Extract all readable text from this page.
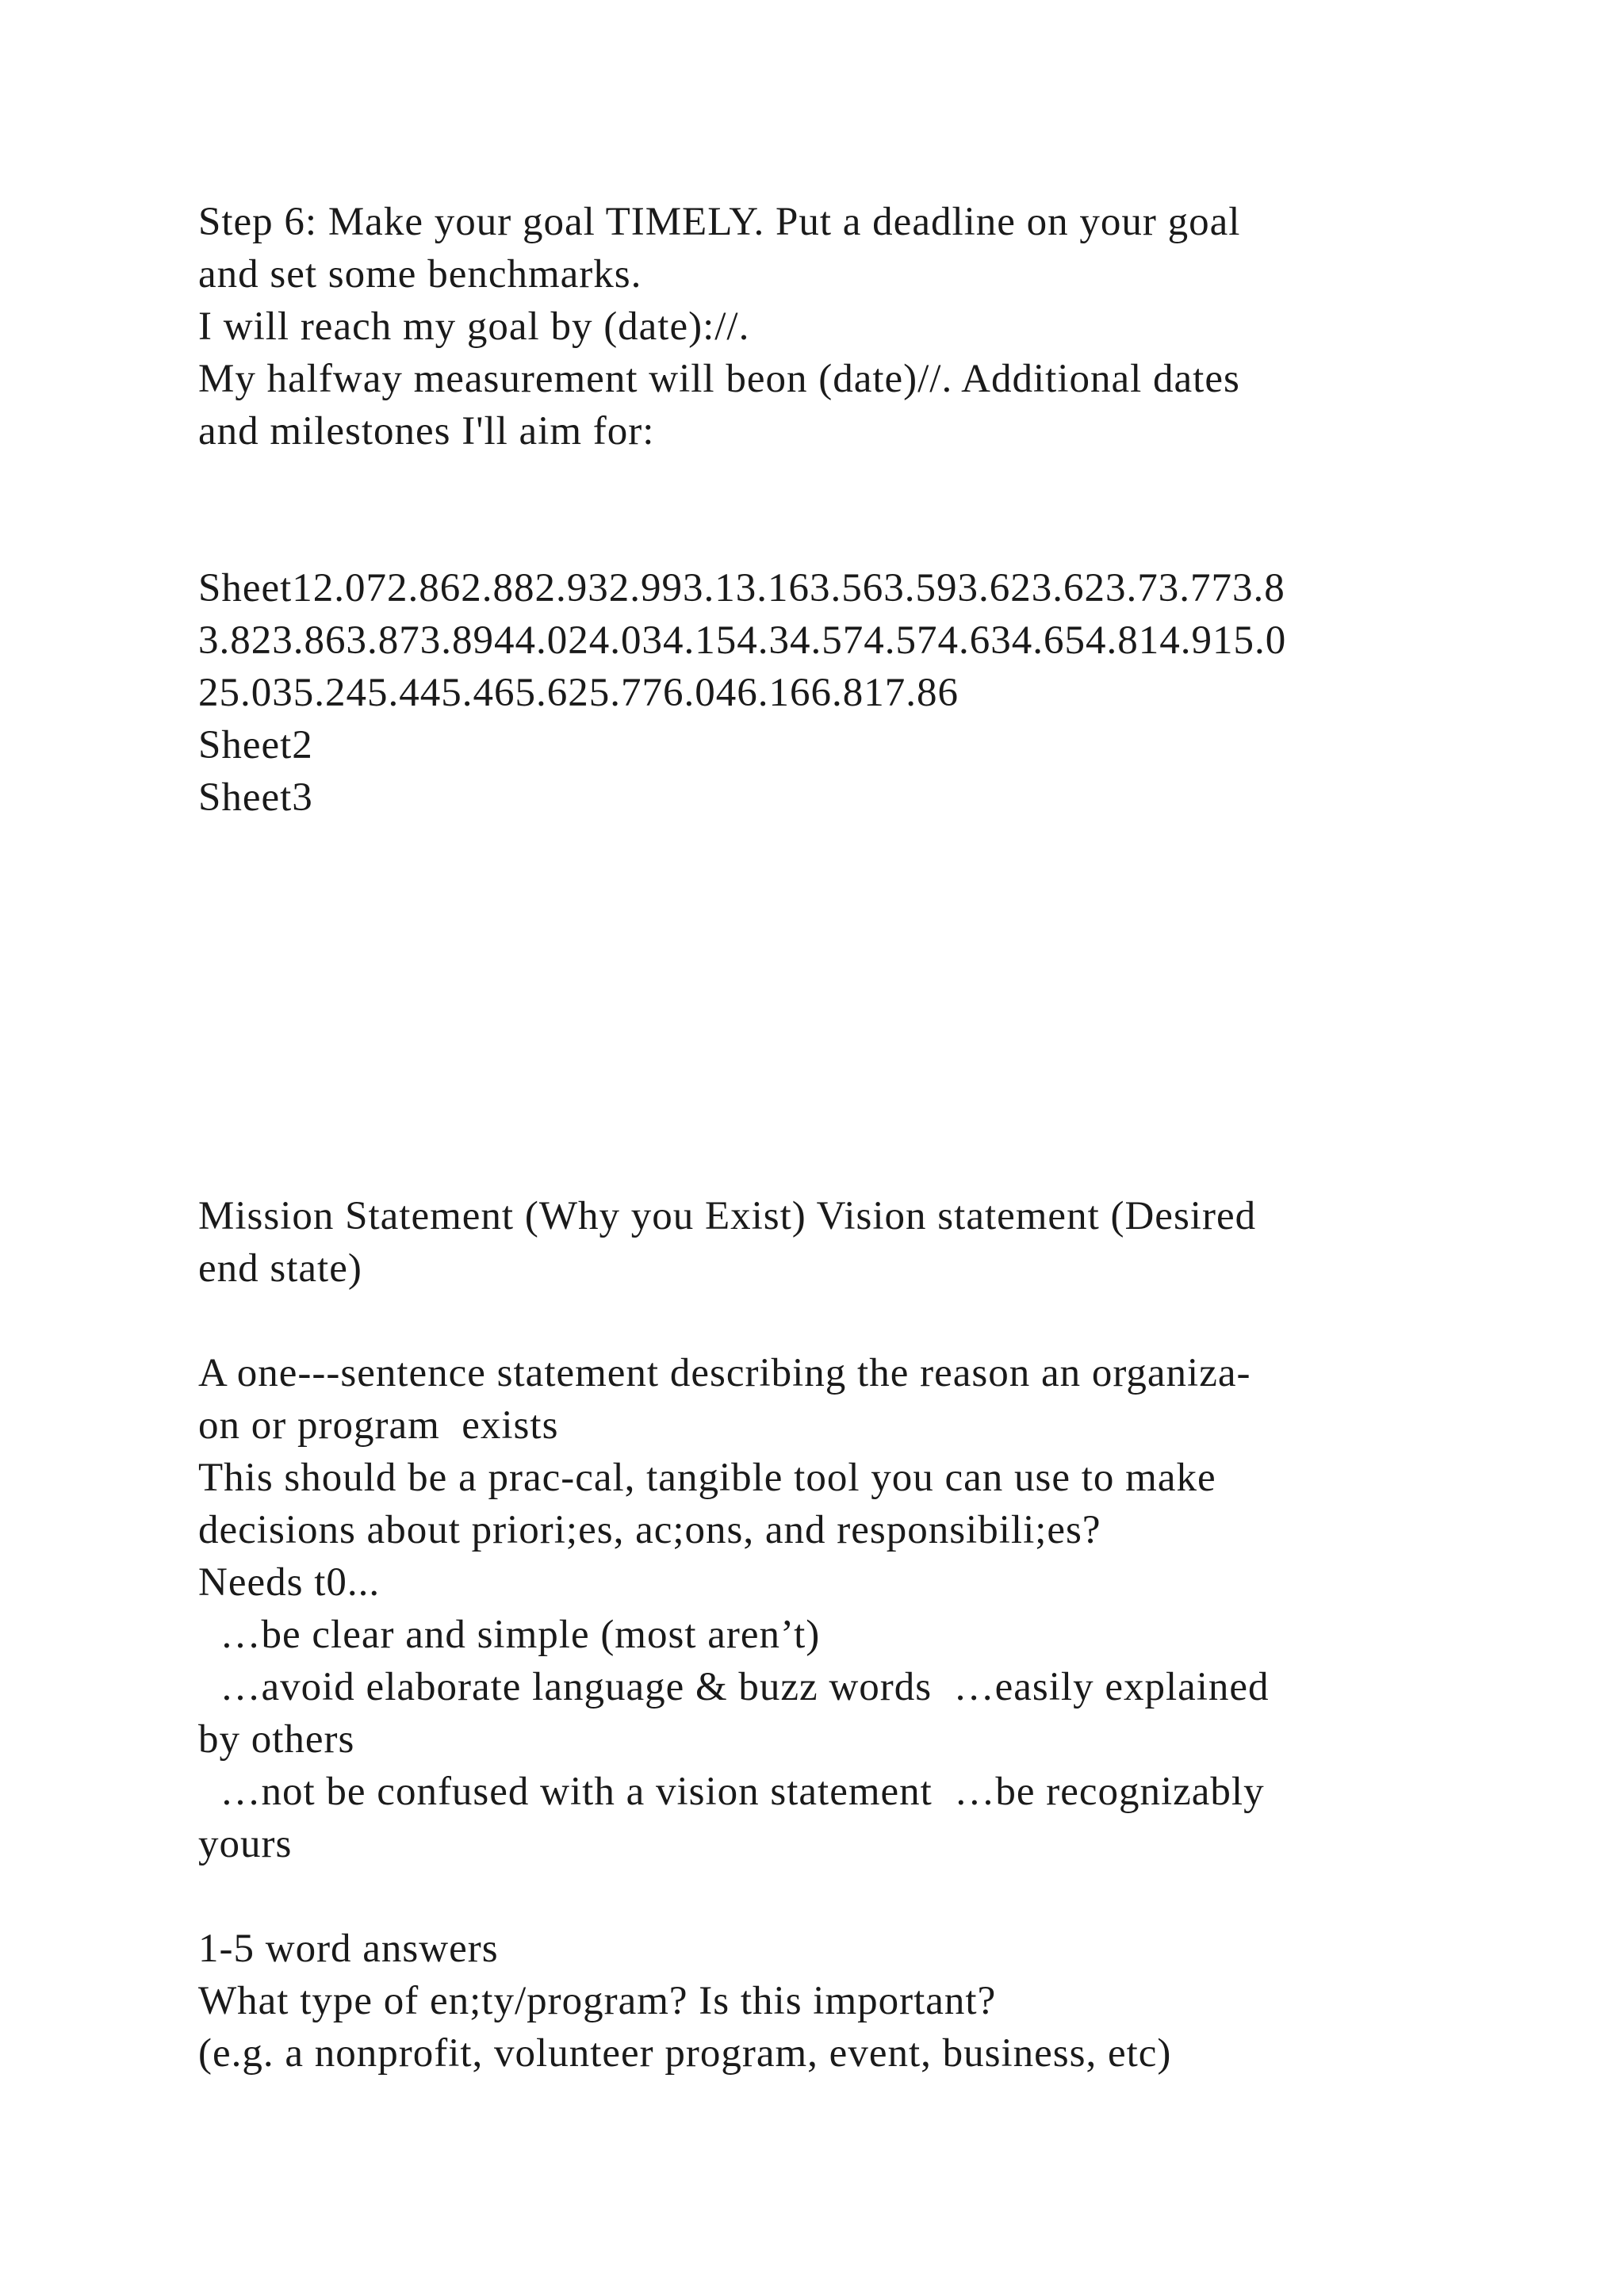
Step 6: Make your goal TIMELY. Put a deadline on your goal

and set some benchmarks.

I will reach my goal by (date)://.

My halfway measurement will beon (date)//. Additional dates

and milestones I'll aim for:

Sheet12.072.862.882.932.993.13.163.563.593.623.623.73.773.8

3.823.863.873.8944.024.034.154.34.574.574.634.654.814.915.0

25.035.245.445.465.625.776.046.166.817.86

Sheet2

Sheet3

Mission Statement (Why you Exist) Vision statement (Desired

end state)

A one---sentence statement describing the reason an organiza-

on or program  exists

This should be a prac-cal, tangible tool you can use to make

decisions about priori;es, ac;ons, and responsibili;es?

Needs t0...

…be clear and simple (most aren’t)

…avoid elaborate language & buzz words  …easily explained

by others

…not be confused with a vision statement  …be recognizably

yours

1-5 word answers

What type of en;ty/program? Is this important?

(e.g. a nonprofit, volunteer program, event, business, etc)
====================
→ **PROBLEM STATEMENT**
Write out all the records again, exactly, minus any pictures.

→ **TASK ANSWER**
Extract all readable text from this page.
Step 6: Make your goal TIMELY. Put a deadline on your goal

and set some benchmarks.

I will reach my goal by (date)://.

My halfway measurement will beon (date)//. Additional dates

and milestones I'll aim for:

Sheet12.072.862.882.932.993.13.163.563.593.623.623.73.773.8

3.823.863.873.8944.024.034.154.34.574.574.634.654.814.915.0

25.035.245.445.465.625.776.046.166.817.86

Sheet2

Sheet3

Mission Statement (Why you Exist) Vision statement (Desired

end state)

A one---sentence statement describing the reason an organiza-

on or program  exists

This should be a prac-cal, tangible tool you can use to make

decisions about priori;es, ac;ons, and responsibili;es?

Needs t0...

…be clear and simple (most aren’t)

…avoid elaborate language & buzz words  …easily explained

by others

…not be confused with a vision statement  …be recognizably

yours

1-5 word answers

What type of en;ty/program? Is this important?

(e.g. a nonprofit, volunteer program, event, business, etc)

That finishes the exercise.